Dataset records:
· · · ·
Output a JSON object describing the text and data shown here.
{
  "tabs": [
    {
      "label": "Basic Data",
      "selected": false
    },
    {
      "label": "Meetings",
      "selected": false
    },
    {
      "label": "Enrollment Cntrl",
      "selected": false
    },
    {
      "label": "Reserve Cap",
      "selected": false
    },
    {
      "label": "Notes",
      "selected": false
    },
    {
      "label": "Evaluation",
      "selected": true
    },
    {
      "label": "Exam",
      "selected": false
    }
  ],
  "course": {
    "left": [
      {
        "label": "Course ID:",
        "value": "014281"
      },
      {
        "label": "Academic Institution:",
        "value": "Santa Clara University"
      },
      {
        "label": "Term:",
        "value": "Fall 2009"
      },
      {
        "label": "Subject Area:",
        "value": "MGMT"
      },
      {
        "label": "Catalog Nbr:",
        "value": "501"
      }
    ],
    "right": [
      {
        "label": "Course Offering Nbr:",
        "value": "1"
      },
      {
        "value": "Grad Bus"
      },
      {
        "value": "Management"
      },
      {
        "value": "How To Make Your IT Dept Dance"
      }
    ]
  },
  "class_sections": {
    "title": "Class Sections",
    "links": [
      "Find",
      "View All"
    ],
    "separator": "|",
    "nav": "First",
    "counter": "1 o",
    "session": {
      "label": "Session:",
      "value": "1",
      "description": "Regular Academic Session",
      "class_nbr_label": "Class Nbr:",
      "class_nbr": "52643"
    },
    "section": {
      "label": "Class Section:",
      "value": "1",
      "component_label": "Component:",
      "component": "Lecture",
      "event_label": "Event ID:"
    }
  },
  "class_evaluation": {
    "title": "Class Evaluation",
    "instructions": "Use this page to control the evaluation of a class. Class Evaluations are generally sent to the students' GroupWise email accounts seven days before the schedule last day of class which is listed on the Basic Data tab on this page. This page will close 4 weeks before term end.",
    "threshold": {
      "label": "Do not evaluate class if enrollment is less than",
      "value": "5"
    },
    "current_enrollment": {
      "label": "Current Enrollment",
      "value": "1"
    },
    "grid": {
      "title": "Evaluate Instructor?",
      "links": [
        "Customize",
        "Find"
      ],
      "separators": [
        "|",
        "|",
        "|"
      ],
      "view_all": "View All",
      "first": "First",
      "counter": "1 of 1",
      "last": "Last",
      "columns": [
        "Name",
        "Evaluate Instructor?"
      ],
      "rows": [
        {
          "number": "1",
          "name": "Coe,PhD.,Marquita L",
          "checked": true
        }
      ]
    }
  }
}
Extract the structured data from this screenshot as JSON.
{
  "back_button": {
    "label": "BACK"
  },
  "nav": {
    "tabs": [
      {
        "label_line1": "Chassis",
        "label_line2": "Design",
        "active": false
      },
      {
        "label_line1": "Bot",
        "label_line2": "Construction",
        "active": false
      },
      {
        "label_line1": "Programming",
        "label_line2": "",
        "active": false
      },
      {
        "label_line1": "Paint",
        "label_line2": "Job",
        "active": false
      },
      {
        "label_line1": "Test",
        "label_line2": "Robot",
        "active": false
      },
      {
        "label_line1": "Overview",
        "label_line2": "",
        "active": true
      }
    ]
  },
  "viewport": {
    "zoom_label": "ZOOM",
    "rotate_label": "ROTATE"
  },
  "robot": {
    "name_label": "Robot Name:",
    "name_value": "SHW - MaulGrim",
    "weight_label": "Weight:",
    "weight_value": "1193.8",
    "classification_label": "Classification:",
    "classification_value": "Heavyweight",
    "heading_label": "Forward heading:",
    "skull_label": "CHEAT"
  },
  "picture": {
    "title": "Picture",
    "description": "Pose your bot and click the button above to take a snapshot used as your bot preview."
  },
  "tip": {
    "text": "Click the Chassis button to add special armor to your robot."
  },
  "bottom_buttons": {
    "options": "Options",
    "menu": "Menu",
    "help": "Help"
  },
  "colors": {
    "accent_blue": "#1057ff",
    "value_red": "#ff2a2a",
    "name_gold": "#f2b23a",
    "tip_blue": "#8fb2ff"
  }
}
· · · ·
PROBLEM DESCRIPTION:
Copy out each record from above, exactly.

ANSWER TO THE EXERCISE:
Output a JSON object describing the text and data shown here.
{
  "tabs": [
    {
      "label": "Basic Data",
      "selected": false
    },
    {
      "label": "Meetings",
      "selected": false
    },
    {
      "label": "Enrollment Cntrl",
      "selected": false
    },
    {
      "label": "Reserve Cap",
      "selected": false
    },
    {
      "label": "Notes",
      "selected": false
    },
    {
      "label": "Evaluation",
      "selected": true
    },
    {
      "label": "Exam",
      "selected": false
    }
  ],
  "course": {
    "left": [
      {
        "label": "Course ID:",
        "value": "014281"
      },
      {
        "label": "Academic Institution:",
        "value": "Santa Clara University"
      },
      {
        "label": "Term:",
        "value": "Fall 2009"
      },
      {
        "label": "Subject Area:",
        "value": "MGMT"
      },
      {
        "label": "Catalog Nbr:",
        "value": "501"
      }
    ],
    "right": [
      {
        "label": "Course Offering Nbr:",
        "value": "1"
      },
      {
        "value": "Grad Bus"
      },
      {
        "value": "Management"
      },
      {
        "value": "How To Make Your IT Dept Dance"
      }
    ]
  },
  "class_sections": {
    "title": "Class Sections",
    "links": [
      "Find",
      "View All"
    ],
    "separator": "|",
    "nav": "First",
    "counter": "1 o",
    "session": {
      "label": "Session:",
      "value": "1",
      "description": "Regular Academic Session",
      "class_nbr_label": "Class Nbr:",
      "class_nbr": "52643"
    },
    "section": {
      "label": "Class Section:",
      "value": "1",
      "component_label": "Component:",
      "component": "Lecture",
      "event_label": "Event ID:"
    }
  },
  "class_evaluation": {
    "title": "Class Evaluation",
    "instructions": "Use this page to control the evaluation of a class. Class Evaluations are generally sent to the students' GroupWise email accounts seven days before the schedule last day of class which is listed on the Basic Data tab on this page. This page will close 4 weeks before term end.",
    "threshold": {
      "label": "Do not evaluate class if enrollment is less than",
      "value": "5"
    },
    "current_enrollment": {
      "label": "Current Enrollment",
      "value": "1"
    },
    "grid": {
      "title": "Evaluate Instructor?",
      "links": [
        "Customize",
        "Find"
      ],
      "separators": [
        "|",
        "|",
        "|"
      ],
      "view_all": "View All",
      "first": "First",
      "counter": "1 of 1",
      "last": "Last",
      "columns": [
        "Name",
        "Evaluate Instructor?"
      ],
      "rows": [
        {
          "number": "1",
          "name": "Coe,PhD.,Marquita L",
          "checked": true
        }
      ]
    }
  }
}
Extract the structured data from this screenshot as JSON.
{
  "back_button": {
    "label": "BACK"
  },
  "nav": {
    "tabs": [
      {
        "label_line1": "Chassis",
        "label_line2": "Design",
        "active": false
      },
      {
        "label_line1": "Bot",
        "label_line2": "Construction",
        "active": false
      },
      {
        "label_line1": "Programming",
        "label_line2": "",
        "active": false
      },
      {
        "label_line1": "Paint",
        "label_line2": "Job",
        "active": false
      },
      {
        "label_line1": "Test",
        "label_line2": "Robot",
        "active": false
      },
      {
        "label_line1": "Overview",
        "label_line2": "",
        "active": true
      }
    ]
  },
  "viewport": {
    "zoom_label": "ZOOM",
    "rotate_label": "ROTATE"
  },
  "robot": {
    "name_label": "Robot Name:",
    "name_value": "SHW - MaulGrim",
    "weight_label": "Weight:",
    "weight_value": "1193.8",
    "classification_label": "Classification:",
    "classification_value": "Heavyweight",
    "heading_label": "Forward heading:",
    "skull_label": "CHEAT"
  },
  "picture": {
    "title": "Picture",
    "description": "Pose your bot and click the button above to take a snapshot used as your bot preview."
  },
  "tip": {
    "text": "Click the Chassis button to add special armor to your robot."
  },
  "bottom_buttons": {
    "options": "Options",
    "menu": "Menu",
    "help": "Help"
  },
  "colors": {
    "accent_blue": "#1057ff",
    "value_red": "#ff2a2a",
    "name_gold": "#f2b23a",
    "tip_blue": "#8fb2ff"
  }
}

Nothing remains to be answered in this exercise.